## To be done
Will you extract the entries word for word? Images should not appear in the copy.

## Supplied material
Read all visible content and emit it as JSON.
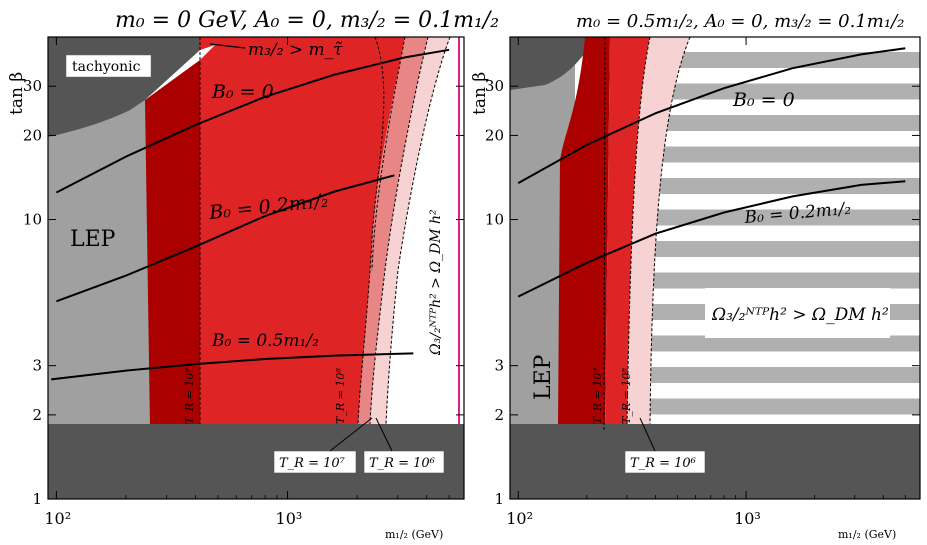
{
  "chart_data": [
    {
      "type": "area",
      "title": "m₀ = 0 GeV, A₀ = 0, m₃/₂ = 0.1m₁/₂",
      "xlabel": "m₁/₂ (GeV)",
      "ylabel": "tan β",
      "xscale": "log",
      "yscale": "log",
      "xlim": [
        92,
        5800
      ],
      "ylim": [
        1,
        45
      ],
      "x_ticks": [
        {
          "value": 100,
          "label": "10²"
        },
        {
          "value": 1000,
          "label": "10³"
        }
      ],
      "y_ticks": [
        {
          "value": 1,
          "label": "1"
        },
        {
          "value": 2,
          "label": "2"
        },
        {
          "value": 3,
          "label": "3"
        },
        {
          "value": 10,
          "label": "10"
        },
        {
          "value": 20,
          "label": "20"
        },
        {
          "value": 30,
          "label": "30"
        }
      ],
      "region_labels": {
        "tachyonic": "tachyonic",
        "lep": "LEP",
        "gravitino_nlsp": "m₃/₂ > m_τ̃",
        "omega": "Ω₃/₂ᴺᵀᴾh² > Ω_DM h²"
      },
      "series": [
        {
          "name": "B₀ = 0",
          "x": [
            100,
            200,
            400,
            800,
            1600,
            3200,
            5000
          ],
          "y": [
            12.5,
            16.8,
            21.8,
            27.5,
            33.0,
            38.0,
            40.5
          ]
        },
        {
          "name": "B₀ = 0.2m₁/₂",
          "x": [
            100,
            200,
            400,
            800,
            1600,
            2900
          ],
          "y": [
            5.1,
            6.3,
            8.0,
            10.3,
            12.6,
            14.4
          ]
        },
        {
          "name": "B₀ = 0.5m₁/₂",
          "x": [
            95,
            200,
            400,
            800,
            1600,
            3500
          ],
          "y": [
            2.68,
            2.88,
            3.04,
            3.17,
            3.26,
            3.32
          ]
        }
      ],
      "bands": [
        {
          "name": "T_R = 10⁹",
          "label": "T_R = 10⁹",
          "x_left": [
            255,
            255
          ],
          "x_right": [
            430,
            430
          ]
        },
        {
          "name": "T_R = 10⁸",
          "label": "T_R = 10⁸",
          "x_left": [
            1980,
            2600
          ],
          "x_right": [
            2350,
            4800
          ]
        },
        {
          "name": "T_R = 10⁷",
          "label": "T_R = 10⁷",
          "x_right": [
            2500,
            5200
          ]
        },
        {
          "name": "T_R = 10⁶",
          "label": "T_R = 10⁶",
          "x_right": [
            2900,
            5600
          ]
        }
      ]
    },
    {
      "type": "area",
      "title": "m₀ = 0.5m₁/₂, A₀ = 0, m₃/₂ = 0.1m₁/₂",
      "xlabel": "m₁/₂ (GeV)",
      "ylabel": "tan β",
      "xscale": "log",
      "yscale": "log",
      "xlim": [
        92,
        5800
      ],
      "ylim": [
        1,
        45
      ],
      "x_ticks": [
        {
          "value": 100,
          "label": "10²"
        },
        {
          "value": 1000,
          "label": "10³"
        }
      ],
      "y_ticks": [
        {
          "value": 1,
          "label": "1"
        },
        {
          "value": 2,
          "label": "2"
        },
        {
          "value": 3,
          "label": "3"
        },
        {
          "value": 10,
          "label": "10"
        },
        {
          "value": 20,
          "label": "20"
        },
        {
          "value": 30,
          "label": "30"
        }
      ],
      "region_labels": {
        "lep": "LEP",
        "omega": "Ω₃/₂ᴺᵀᴾh² > Ω_DM h²"
      },
      "series": [
        {
          "name": "B₀ = 0",
          "x": [
            100,
            200,
            400,
            800,
            1600,
            3200,
            5000
          ],
          "y": [
            13.5,
            18.5,
            24.0,
            29.5,
            34.8,
            39.0,
            41.0
          ]
        },
        {
          "name": "B₀ = 0.2m₁/₂",
          "x": [
            100,
            200,
            400,
            800,
            1600,
            3200,
            5000
          ],
          "y": [
            5.3,
            7.0,
            8.9,
            10.6,
            12.1,
            13.3,
            13.7
          ]
        }
      ],
      "bands": [
        {
          "name": "T_R = 10⁹",
          "label": "T_R = 10⁹",
          "x_left": [
            145,
            160
          ],
          "x_right": [
            235,
            240
          ]
        },
        {
          "name": "T_R = 10⁸",
          "label": "T_R = 10⁸",
          "x_right": [
            320,
            500
          ]
        },
        {
          "name": "T_R = 10⁶",
          "label": "T_R = 10⁶",
          "x_right": [
            385,
            650
          ]
        }
      ]
    }
  ]
}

## Answer to the task
Read all visible content and emit it as JSON.
{
  "chart_data": [
    {
      "type": "area",
      "title": "m₀ = 0 GeV, A₀ = 0, m₃/₂ = 0.1m₁/₂",
      "xlabel": "m₁/₂ (GeV)",
      "ylabel": "tan β",
      "xscale": "log",
      "yscale": "log",
      "xlim": [
        92,
        5800
      ],
      "ylim": [
        1,
        45
      ],
      "x_ticks": [
        {
          "value": 100,
          "label": "10²"
        },
        {
          "value": 1000,
          "label": "10³"
        }
      ],
      "y_ticks": [
        {
          "value": 1,
          "label": "1"
        },
        {
          "value": 2,
          "label": "2"
        },
        {
          "value": 3,
          "label": "3"
        },
        {
          "value": 10,
          "label": "10"
        },
        {
          "value": 20,
          "label": "20"
        },
        {
          "value": 30,
          "label": "30"
        }
      ],
      "region_labels": {
        "tachyonic": "tachyonic",
        "lep": "LEP",
        "gravitino_nlsp": "m₃/₂ > m_τ̃",
        "omega": "Ω₃/₂ᴺᵀᴾh² > Ω_DM h²"
      },
      "series": [
        {
          "name": "B₀ = 0",
          "x": [
            100,
            200,
            400,
            800,
            1600,
            3200,
            5000
          ],
          "y": [
            12.5,
            16.8,
            21.8,
            27.5,
            33.0,
            38.0,
            40.5
          ]
        },
        {
          "name": "B₀ = 0.2m₁/₂",
          "x": [
            100,
            200,
            400,
            800,
            1600,
            2900
          ],
          "y": [
            5.1,
            6.3,
            8.0,
            10.3,
            12.6,
            14.4
          ]
        },
        {
          "name": "B₀ = 0.5m₁/₂",
          "x": [
            95,
            200,
            400,
            800,
            1600,
            3500
          ],
          "y": [
            2.68,
            2.88,
            3.04,
            3.17,
            3.26,
            3.32
          ]
        }
      ],
      "bands": [
        {
          "name": "T_R = 10⁹",
          "label": "T_R = 10⁹",
          "x_left": [
            255,
            255
          ],
          "x_right": [
            430,
            430
          ]
        },
        {
          "name": "T_R = 10⁸",
          "label": "T_R = 10⁸",
          "x_left": [
            1980,
            2600
          ],
          "x_right": [
            2350,
            4800
          ]
        },
        {
          "name": "T_R = 10⁷",
          "label": "T_R = 10⁷",
          "x_right": [
            2500,
            5200
          ]
        },
        {
          "name": "T_R = 10⁶",
          "label": "T_R = 10⁶",
          "x_right": [
            2900,
            5600
          ]
        }
      ]
    },
    {
      "type": "area",
      "title": "m₀ = 0.5m₁/₂, A₀ = 0, m₃/₂ = 0.1m₁/₂",
      "xlabel": "m₁/₂ (GeV)",
      "ylabel": "tan β",
      "xscale": "log",
      "yscale": "log",
      "xlim": [
        92,
        5800
      ],
      "ylim": [
        1,
        45
      ],
      "x_ticks": [
        {
          "value": 100,
          "label": "10²"
        },
        {
          "value": 1000,
          "label": "10³"
        }
      ],
      "y_ticks": [
        {
          "value": 1,
          "label": "1"
        },
        {
          "value": 2,
          "label": "2"
        },
        {
          "value": 3,
          "label": "3"
        },
        {
          "value": 10,
          "label": "10"
        },
        {
          "value": 20,
          "label": "20"
        },
        {
          "value": 30,
          "label": "30"
        }
      ],
      "region_labels": {
        "lep": "LEP",
        "omega": "Ω₃/₂ᴺᵀᴾh² > Ω_DM h²"
      },
      "series": [
        {
          "name": "B₀ = 0",
          "x": [
            100,
            200,
            400,
            800,
            1600,
            3200,
            5000
          ],
          "y": [
            13.5,
            18.5,
            24.0,
            29.5,
            34.8,
            39.0,
            41.0
          ]
        },
        {
          "name": "B₀ = 0.2m₁/₂",
          "x": [
            100,
            200,
            400,
            800,
            1600,
            3200,
            5000
          ],
          "y": [
            5.3,
            7.0,
            8.9,
            10.6,
            12.1,
            13.3,
            13.7
          ]
        }
      ],
      "bands": [
        {
          "name": "T_R = 10⁹",
          "label": "T_R = 10⁹",
          "x_left": [
            145,
            160
          ],
          "x_right": [
            235,
            240
          ]
        },
        {
          "name": "T_R = 10⁸",
          "label": "T_R = 10⁸",
          "x_right": [
            320,
            500
          ]
        },
        {
          "name": "T_R = 10⁶",
          "label": "T_R = 10⁶",
          "x_right": [
            385,
            650
          ]
        }
      ]
    }
  ]
}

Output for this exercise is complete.